■ Extrait proposé ■

= = =

Cet épisode me rappelle l’échec du consortium de l’industrie nucléaire regroupant EDF, GDF-Suez, Total, Areva, Vinci et Alstom — consortium qui s’était échoué sur les plages d’Abu Dhabi lorsque l’Emirat avait choisi l’offre du Coréen Kepco contre les EPR français. Sophistiquée, l’offre française l’était peut-être trop. La France va peut-être être forcée de reconsidérer enfin sa stratégie à l’international.
▪ Hausse des dépenses, baisse des rentrées
Car ces échecs à répétition — je rappelle que le contrat avec l’Inde court depuis trois ans, bientôt quatre — vont finir par peser sur le budget de la Défense. Déjà, le ministre délégué aux relations avec le Parlement, Alain Vidalies, a reconnu après l’annonce du Brésil que cet échec pourrait peser sur la "loi de programmation militaire", dont la rédaction avait pris en compte la vente de Rafale à l’étranger.
L’annonce arrive d’ailleurs alors que les premiers chiffres sur le coût des interventions militaires françaises commencent à être publiés. Après les 647 millions d’euros de l’opération Serval selon la Cour des comptes, c’est 150 millions d’euros qui pourraient être dépensés pour l’opération Sangaris, l’opération en Centrafrique.
Bien entendu le secteur de la défense n’a pas pour vocation première de présenter un budget équilibré, et encore moins à être un vecteur d’exportation du made in France. Toutefois dans une situation de rigueur budgétaire, le hiatus qui est en train de se créer entre dépenses et recettes va rapidement devenir intenable. C’est tout l’objet de la demande d’aide financière par la France à ses partenaires européens dans son opération en Centrafrique. Cette demande s’inscrit dans un retour plus large du projet d’Europe de la défense.

= = =

Lignes du jeu de données

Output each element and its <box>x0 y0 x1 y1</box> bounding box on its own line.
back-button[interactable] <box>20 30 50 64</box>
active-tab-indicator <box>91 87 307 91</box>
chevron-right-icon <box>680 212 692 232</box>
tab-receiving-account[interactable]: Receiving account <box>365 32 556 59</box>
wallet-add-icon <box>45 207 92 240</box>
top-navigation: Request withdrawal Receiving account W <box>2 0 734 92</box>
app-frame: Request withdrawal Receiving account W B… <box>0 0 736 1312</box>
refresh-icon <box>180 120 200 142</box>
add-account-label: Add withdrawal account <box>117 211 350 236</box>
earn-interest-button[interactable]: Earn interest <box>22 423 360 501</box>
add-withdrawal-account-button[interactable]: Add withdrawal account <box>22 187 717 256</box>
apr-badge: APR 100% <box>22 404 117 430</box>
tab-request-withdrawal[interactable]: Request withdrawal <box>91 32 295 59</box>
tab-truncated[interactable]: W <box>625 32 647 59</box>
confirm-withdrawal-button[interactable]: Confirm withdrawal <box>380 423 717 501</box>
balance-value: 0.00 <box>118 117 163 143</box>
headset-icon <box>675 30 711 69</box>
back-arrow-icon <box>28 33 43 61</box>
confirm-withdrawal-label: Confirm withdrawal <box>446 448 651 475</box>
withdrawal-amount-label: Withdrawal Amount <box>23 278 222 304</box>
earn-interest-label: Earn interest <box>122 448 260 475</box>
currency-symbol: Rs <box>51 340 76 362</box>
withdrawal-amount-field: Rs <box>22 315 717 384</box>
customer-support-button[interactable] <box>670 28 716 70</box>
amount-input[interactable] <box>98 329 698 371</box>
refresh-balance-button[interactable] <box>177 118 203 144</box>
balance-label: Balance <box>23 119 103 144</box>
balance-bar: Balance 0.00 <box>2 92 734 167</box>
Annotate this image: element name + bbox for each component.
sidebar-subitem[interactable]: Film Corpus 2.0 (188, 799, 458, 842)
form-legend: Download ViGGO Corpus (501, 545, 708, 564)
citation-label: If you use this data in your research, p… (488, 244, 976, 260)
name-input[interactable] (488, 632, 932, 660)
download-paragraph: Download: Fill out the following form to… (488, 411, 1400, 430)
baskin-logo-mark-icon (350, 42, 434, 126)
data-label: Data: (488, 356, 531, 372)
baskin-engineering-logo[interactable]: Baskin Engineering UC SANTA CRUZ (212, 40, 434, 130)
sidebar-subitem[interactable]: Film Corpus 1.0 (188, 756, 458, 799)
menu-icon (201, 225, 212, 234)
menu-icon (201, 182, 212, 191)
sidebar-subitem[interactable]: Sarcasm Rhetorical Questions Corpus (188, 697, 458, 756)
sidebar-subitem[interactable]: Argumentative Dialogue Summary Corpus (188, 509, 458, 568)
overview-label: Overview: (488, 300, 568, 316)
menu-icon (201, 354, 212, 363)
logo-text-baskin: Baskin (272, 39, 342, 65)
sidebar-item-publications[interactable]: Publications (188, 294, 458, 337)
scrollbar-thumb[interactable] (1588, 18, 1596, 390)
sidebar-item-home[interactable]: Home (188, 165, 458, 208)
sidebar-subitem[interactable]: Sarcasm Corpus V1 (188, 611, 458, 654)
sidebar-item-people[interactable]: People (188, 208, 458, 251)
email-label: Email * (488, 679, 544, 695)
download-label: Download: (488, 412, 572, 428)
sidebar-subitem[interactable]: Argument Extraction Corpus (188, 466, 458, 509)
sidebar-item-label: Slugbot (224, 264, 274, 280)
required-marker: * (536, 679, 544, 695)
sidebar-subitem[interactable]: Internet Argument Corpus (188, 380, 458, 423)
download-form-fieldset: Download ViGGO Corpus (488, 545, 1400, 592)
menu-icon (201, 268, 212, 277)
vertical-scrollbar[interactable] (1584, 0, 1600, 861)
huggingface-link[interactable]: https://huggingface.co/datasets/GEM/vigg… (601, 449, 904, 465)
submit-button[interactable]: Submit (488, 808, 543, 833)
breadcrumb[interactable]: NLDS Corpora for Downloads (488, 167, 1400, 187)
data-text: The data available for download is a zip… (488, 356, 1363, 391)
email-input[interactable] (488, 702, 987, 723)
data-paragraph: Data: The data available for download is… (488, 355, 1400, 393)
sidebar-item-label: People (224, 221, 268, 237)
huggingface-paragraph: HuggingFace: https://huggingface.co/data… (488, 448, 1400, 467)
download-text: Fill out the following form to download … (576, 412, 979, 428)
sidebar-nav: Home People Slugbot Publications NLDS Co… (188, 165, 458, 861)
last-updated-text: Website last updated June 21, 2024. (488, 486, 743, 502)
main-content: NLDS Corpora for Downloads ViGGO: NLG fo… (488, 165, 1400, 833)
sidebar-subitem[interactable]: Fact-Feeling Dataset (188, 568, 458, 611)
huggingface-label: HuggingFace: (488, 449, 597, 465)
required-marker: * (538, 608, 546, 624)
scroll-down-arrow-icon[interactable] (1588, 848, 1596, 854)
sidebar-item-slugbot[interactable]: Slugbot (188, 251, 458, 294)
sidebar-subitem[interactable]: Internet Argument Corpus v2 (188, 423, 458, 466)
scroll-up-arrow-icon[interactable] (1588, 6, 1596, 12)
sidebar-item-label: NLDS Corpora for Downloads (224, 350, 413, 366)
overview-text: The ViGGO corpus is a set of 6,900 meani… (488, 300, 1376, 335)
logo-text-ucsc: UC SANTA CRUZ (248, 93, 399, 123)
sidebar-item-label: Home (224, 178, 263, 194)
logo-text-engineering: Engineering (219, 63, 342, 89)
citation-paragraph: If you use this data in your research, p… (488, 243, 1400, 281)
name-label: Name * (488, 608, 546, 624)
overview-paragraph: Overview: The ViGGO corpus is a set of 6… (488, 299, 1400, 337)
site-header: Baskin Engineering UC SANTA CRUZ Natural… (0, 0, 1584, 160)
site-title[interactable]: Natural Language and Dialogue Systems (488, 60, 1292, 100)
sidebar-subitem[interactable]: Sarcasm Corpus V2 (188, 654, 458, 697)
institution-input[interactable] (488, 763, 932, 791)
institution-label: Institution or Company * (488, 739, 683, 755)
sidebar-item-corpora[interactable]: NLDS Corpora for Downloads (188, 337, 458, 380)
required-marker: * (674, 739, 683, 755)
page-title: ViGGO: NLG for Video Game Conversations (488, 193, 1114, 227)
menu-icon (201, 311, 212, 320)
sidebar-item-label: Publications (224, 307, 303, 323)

= = =

■ Série d'exercices ■
**1.** Restituez mot pour mot le passage de l'extrait sur le budget de la Défense qui commence par les mots contenant « Bien entendu le » et s'achève sur « d’Europe de la défense. ».
**2.** Reprenez l'extrait sur le budget de la Défense là où il s'arrête et poursuivez-en la rédaction.
Ces données proviennent d'une autre source que l'extrait.

■ Réponses dans l'ordre ■
**1.**
Bien entendu le secteur de la défense n’a pas pour vocation première de présenter un budget équilibré, et encore moins à être un vecteur d’exportation du made in France. Toutefois dans une situation de rigueur budgétaire, le hiatus qui est en train de se créer entre dépenses et recettes va rapidement devenir intenable. C’est tout l’objet de la demande d’aide financière par la France à ses partenaires européens dans son opération en Centrafrique. Cette demande s’inscrit dans un retour plus large du projet d’Europe de la défense.

**2.**
▪ La "lente hibernation" s’achève
Sans parler de "printemps" de la défense européenne, l’"hibernation" — selon l’expression d’un diplomate européen — de la défense européenne est en train de prendre fin. Les différentes opérations dans lesquelles se sont lancés la France et plusieurs autres pays européens ces dernières années, en Libye, au Mali et aujourd’hui en Centrafrique, ont renforcé l’idée selon laquelle l’Europe doit être capable de s’impliquer dans son "étranger proche".
Cette mise en commun est également dictée par des considérations financières. Tous les pays européens connaissent des difficultés financières et n’hésitent plus à sabrer dans le budget des armées. Le budget de la défense en Europe a encore baissé, de 3% en 2012 par rapport à 2011. Côté industriel, la suppression de 5 000 emplois chez EADS a également jeté un froid dans plusieurs pays européens. Mutualiser ce qui peut l’être est ainsi devenu vital.
La France s’est engouffrée dans la brèche. François Hollande a ainsi proposé lors d’un Conseil européen le mois dernier de faire passer l’opération Sangaris sous pavillon européen. Pour l’instant seule la Pologne s’est montrée prête à envoyer des troupes en Centrafrique. De même, la France a avancé l’idée d’un fonds pour financer les opérations de maintien de la paix de l’Union européenne.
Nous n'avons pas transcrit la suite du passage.